**** TESTO ESTRATTO ****

A proposito del grande studioso francese, assai acutamente, ha scritto A. Momigliano, La città antica di Fustel de Coulanges, in Rivista storica italiana 82, 1970, 81 [= Id., Quinto contributo alla storia degli studi classici e del mondo antico, Roma 1975, I, 159]: «Con Fustel de Coulanges si percepisce il caratteristico inizio di quella che è la caratteristica storiografia francese del mondo antico nei suoi elementi distintivi dalla storiografia tedesca del mondo antico». L'influenza delle tesi del Fustel de Coulanges sulla scienza romanistica francese è stata ben evidenziata da J. Gaudemet, Tendances et méthodes en droit romain, in Revue Philosophique 145, 1955, 151; e da A. Fernández-Barreiro, Los estudios de derecho romano en Francia después del código de Napoleón, Roma-Madrid 1970, 54. Naturalmente non mancarono le critiche già nell'Ottocento: cfr., ad esempio, H. D'arbois de Jubainville, Réponse à M. Fustel de Coulanges, in Id., Recherches sur l’origine de la propriété foncière, et des Noms de lieux habités en France, Paris 1890, XXIII-XXXI, in part. XXVIII. In altra prospettiva vedi, più di recente, C. Ampolo, Le origini di Roma e la «Cité antique», in Mélanges de l’École Française de Rome 92, 1980, 567 ss.; C. Warnke, Antike Religion und antike Gesellschaft: wissenschaftshistorische Bemerkungen zu Fustel de Coulanges «La cité antique», in Klio 68, 1986, 287 ss.

****

COMPITO BREVE 1 |
Riproduci integralmente il testo su Fustel de Coulanges, senza cambiare nulla.
Il testo su Fustel de Coulanges e le voci sono materiali distinti, senza alcun legame tra loro.

**** DATI MEMORIZZATI ****

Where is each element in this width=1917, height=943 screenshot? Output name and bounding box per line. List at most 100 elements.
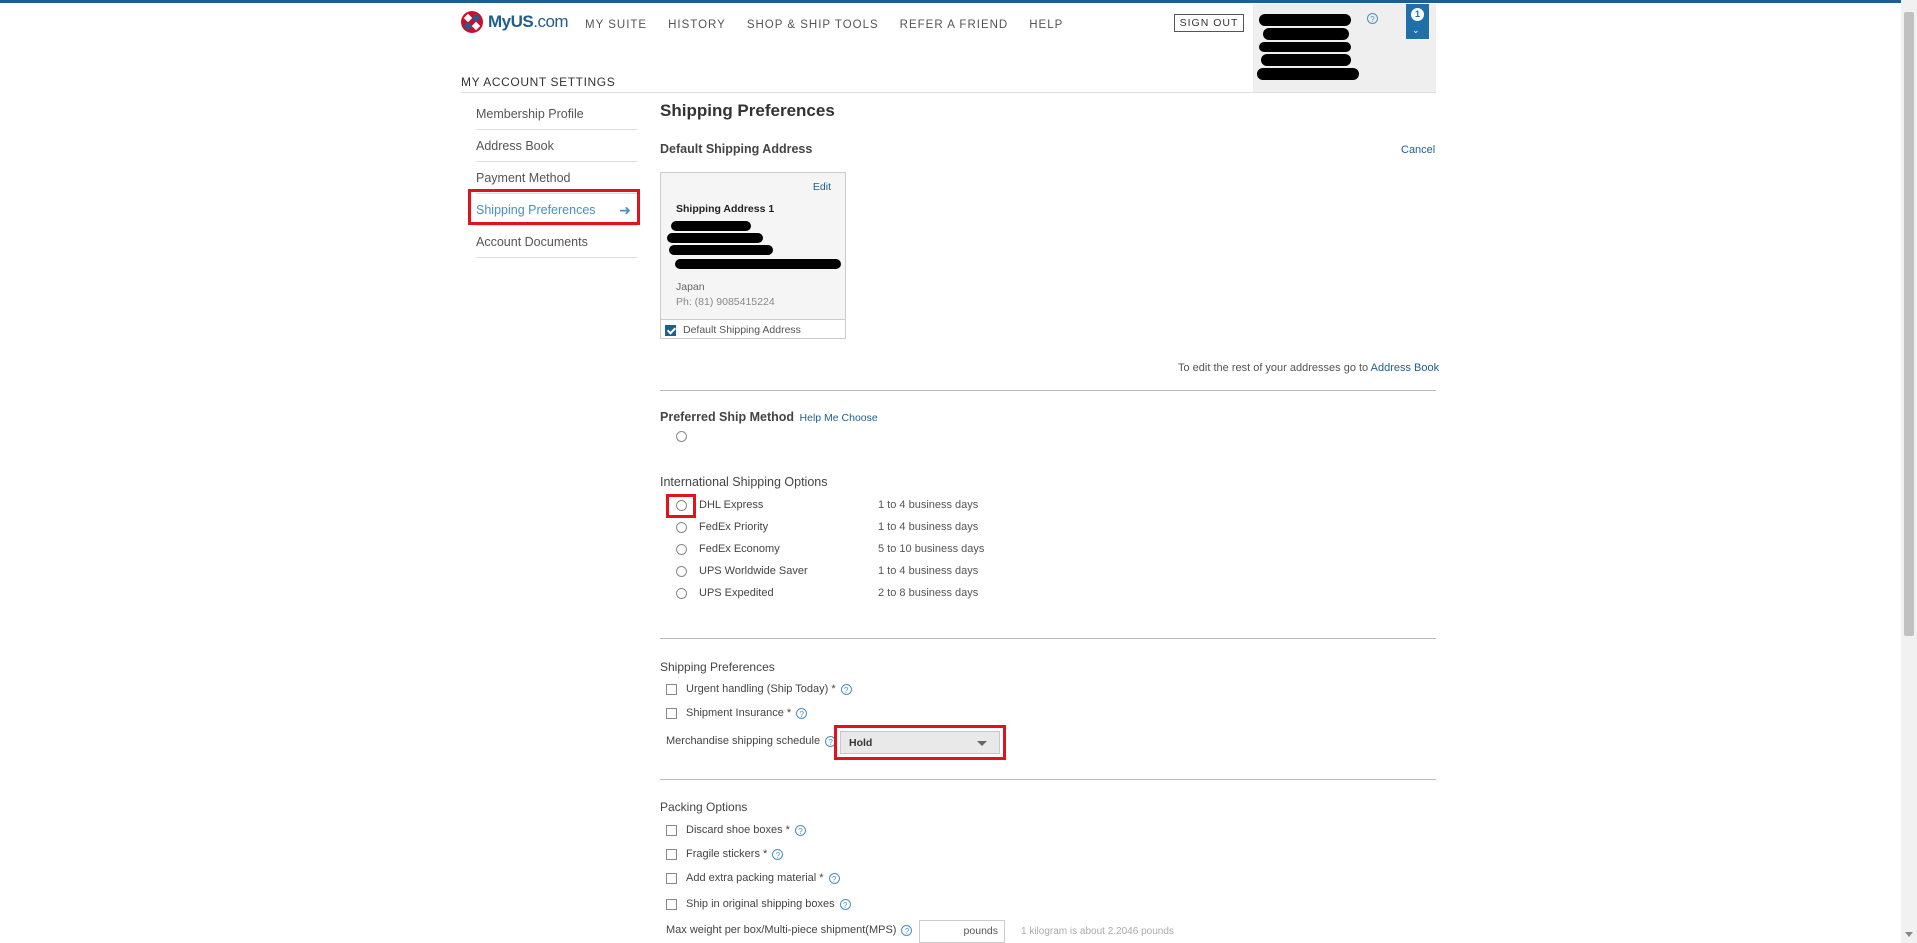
option-name: UPS Expedited — [699, 587, 774, 599]
edit-address-link[interactable]: Edit — [813, 181, 831, 193]
page-heading: MY ACCOUNT SETTINGS — [461, 75, 616, 89]
top-accent-bar — [0, 0, 1917, 3]
merch-schedule-row: Merchandise shipping schedule ? — [666, 735, 837, 747]
discard-shoe-boxes-row: Discard shoe boxes * ? — [666, 824, 806, 836]
redacted-address-line — [675, 259, 841, 269]
preferred-method-radio[interactable] — [676, 431, 687, 442]
page-scrollbar[interactable] — [1901, 0, 1917, 943]
nav-help[interactable]: HELP — [1029, 19, 1063, 31]
ups-expedited-radio[interactable] — [676, 588, 687, 599]
page-title: Shipping Preferences — [660, 101, 835, 120]
option-days: 1 to 4 business days — [878, 521, 979, 533]
sidebar-item-label: Account Documents — [476, 235, 588, 249]
max-weight-help-icon[interactable]: ? — [901, 924, 913, 936]
urgent-handling-row: Urgent handling (Ship Today) * ? — [666, 683, 852, 695]
dropdown-caret-icon — [977, 741, 987, 746]
sidebar-item-shipping-preferences[interactable]: Shipping Preferences ➜ — [476, 195, 637, 226]
sidebar-item-address-book[interactable]: Address Book — [476, 131, 637, 162]
option-days: 2 to 8 business days — [878, 587, 979, 599]
original-boxes-checkbox[interactable] — [666, 898, 677, 910]
option-name: FedEx Priority — [699, 521, 769, 533]
redacted-address-line — [669, 245, 773, 255]
settings-sidebar: Membership Profile Address Book Payment … — [476, 99, 637, 259]
shipping-address-card: Edit Shipping Address 1 Japan Ph: (81) 9… — [660, 172, 846, 339]
sidebar-item-label: Address Book — [476, 139, 554, 153]
default-address-toggle[interactable]: Default Shipping Address — [661, 319, 845, 338]
scroll-down-arrow-icon[interactable] — [1905, 932, 1913, 937]
arrow-right-icon: ➜ — [619, 201, 631, 218]
redacted-user-detail — [1257, 68, 1359, 80]
option-name: FedEx Economy — [699, 543, 780, 555]
max-weight-row: Max weight per box/Multi-piece shipment(… — [666, 924, 913, 936]
nav-history[interactable]: HISTORY — [668, 19, 726, 31]
default-address-heading: Default Shipping Address — [660, 142, 813, 156]
notifications-badge[interactable]: 1 ⌄ — [1406, 4, 1429, 39]
notification-count: 1 — [1411, 8, 1424, 21]
sidebar-item-account-documents[interactable]: Account Documents — [476, 227, 637, 258]
extra-packing-help-icon[interactable]: ? — [828, 872, 840, 884]
default-address-label: Default Shipping Address — [683, 324, 801, 336]
sidebar-item-membership-profile[interactable]: Membership Profile — [476, 99, 637, 130]
kg-conversion-note: 1 kilogram is about 2.2046 pounds — [1021, 926, 1174, 937]
extra-packing-row: Add extra packing material * ? — [666, 872, 840, 884]
nav-shop-ship-tools[interactable]: SHOP & SHIP TOOLS — [747, 19, 879, 31]
address-phone: Ph: (81) 9085415224 — [676, 296, 775, 308]
option-days: 1 to 4 business days — [878, 565, 979, 577]
shipping-preferences-heading: Shipping Preferences — [660, 660, 775, 674]
fragile-stickers-row: Fragile stickers * ? — [666, 848, 784, 860]
redacted-address-line — [671, 221, 751, 231]
section-divider — [660, 779, 1436, 780]
sign-out-button[interactable]: SIGN OUT — [1174, 14, 1244, 32]
nav-my-suite[interactable]: MY SUITE — [585, 19, 647, 31]
sidebar-item-label: Membership Profile — [476, 107, 584, 121]
redacted-address-line — [667, 233, 763, 243]
address-card-title: Shipping Address 1 — [676, 203, 775, 215]
original-boxes-row: Ship in original shipping boxes ? — [666, 898, 851, 910]
chevron-down-icon: ⌄ — [1412, 25, 1420, 35]
merch-schedule-select[interactable]: Hold — [840, 731, 1000, 754]
address-book-link[interactable]: Address Book — [1371, 362, 1439, 374]
original-boxes-help-icon[interactable]: ? — [839, 898, 851, 910]
max-weight-input[interactable]: pounds — [919, 920, 1005, 943]
section-divider — [660, 390, 1436, 391]
option-days: 1 to 4 business days — [878, 499, 979, 511]
section-divider — [660, 638, 1436, 639]
urgent-handling-help-icon[interactable]: ? — [840, 683, 852, 695]
sidebar-item-label: Shipping Preferences — [476, 203, 596, 217]
fragile-stickers-checkbox[interactable] — [666, 848, 677, 860]
urgent-handling-checkbox[interactable] — [666, 683, 677, 695]
account-help-icon[interactable]: ? — [1367, 13, 1378, 24]
logo-text: MyUS.com — [488, 12, 569, 31]
discard-shoe-boxes-help-icon[interactable]: ? — [794, 824, 806, 836]
fedex-priority-radio[interactable] — [676, 522, 687, 533]
help-me-choose-link[interactable]: Help Me Choose — [800, 412, 878, 424]
shipment-insurance-checkbox[interactable] — [666, 707, 677, 719]
myus-logo[interactable]: MyUS.com — [460, 10, 569, 34]
option-name: UPS Worldwide Saver — [699, 565, 808, 577]
sidebar-item-payment-method[interactable]: Payment Method — [476, 163, 637, 194]
redacted-user-detail — [1261, 54, 1351, 66]
discard-shoe-boxes-checkbox[interactable] — [666, 824, 677, 836]
logo-mark-icon — [460, 10, 484, 34]
shipment-insurance-row: Shipment Insurance * ? — [666, 707, 808, 719]
main-nav: MY SUITE HISTORY SHOP & SHIP TOOLS REFER… — [585, 19, 1084, 31]
redacted-user-detail — [1259, 42, 1351, 52]
ups-worldwide-saver-radio[interactable] — [676, 566, 687, 577]
nav-refer-a-friend[interactable]: REFER A FRIEND — [900, 19, 1009, 31]
sidebar-item-label: Payment Method — [476, 171, 571, 185]
preferred-ship-method-heading: Preferred Ship Method Help Me Choose — [660, 410, 878, 424]
redacted-user-name — [1259, 14, 1351, 26]
dhl-express-radio[interactable] — [676, 500, 687, 511]
redacted-user-detail — [1263, 28, 1349, 40]
heading-divider — [461, 92, 1436, 93]
fedex-economy-radio[interactable] — [676, 544, 687, 555]
international-options-heading: International Shipping Options — [660, 475, 828, 489]
fragile-stickers-help-icon[interactable]: ? — [772, 848, 784, 860]
merch-schedule-help-icon[interactable]: ? — [825, 735, 837, 747]
default-address-checkbox[interactable] — [665, 324, 676, 336]
address-book-note: To edit the rest of your addresses go to… — [1178, 362, 1440, 374]
cancel-link[interactable]: Cancel — [1401, 144, 1435, 156]
shipment-insurance-help-icon[interactable]: ? — [796, 707, 808, 719]
extra-packing-checkbox[interactable] — [666, 872, 677, 884]
scrollbar-thumb[interactable] — [1904, 12, 1914, 636]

****

COMPITO BREVE 2 |
Elenca, ricopiandole per intero, tutte le righe delle voci in cui compare la stringa "title".

RISULTATO CORRETTO 1 |
A proposito del grande studioso francese, assai acutamente, ha scritto A. Momigliano, La città antica di Fustel de Coulanges, in Rivista storica italiana 82, 1970, 81 [= Id., Quinto contributo alla storia degli studi classici e del mondo antico, Roma 1975, I, 159]: «Con Fustel de Coulanges si percepisce il caratteristico inizio di quella che è la caratteristica storiografia francese del mondo antico nei suoi elementi distintivi dalla storiografia tedesca del mondo antico». L'influenza delle tesi del Fustel de Coulanges sulla scienza romanistica francese è stata ben evidenziata da J. Gaudemet, Tendances et méthodes en droit romain, in Revue Philosophique 145, 1955, 151; e da A. Fernández-Barreiro, Los estudios de derecho romano en Francia después del código de Napoleón, Roma-Madrid 1970, 54. Naturalmente non mancarono le critiche già nell'Ottocento: cfr., ad esempio, H. D'arbois de Jubainville, Réponse à M. Fustel de Coulanges, in Id., Recherches sur l’origine de la propriété foncière, et des Noms de lieux habités en France, Paris 1890, XXIII-XXXI, in part. XXVIII. In altra prospettiva vedi, più di recente, C. Ampolo, Le origini di Roma e la «Cité antique», in Mélanges de l’École Française de Rome 92, 1980, 567 ss.; C. Warnke, Antike Religion und antike Gesellschaft: wissenschaftshistorische Bemerkungen zu Fustel de Coulanges «La cité antique», in Klio 68, 1986, 287 ss.

RISULTATO CORRETTO 2 |
page-title: Shipping Preferences — [660, 101, 835, 120]
address-card-title: Shipping Address 1 — [676, 203, 775, 215]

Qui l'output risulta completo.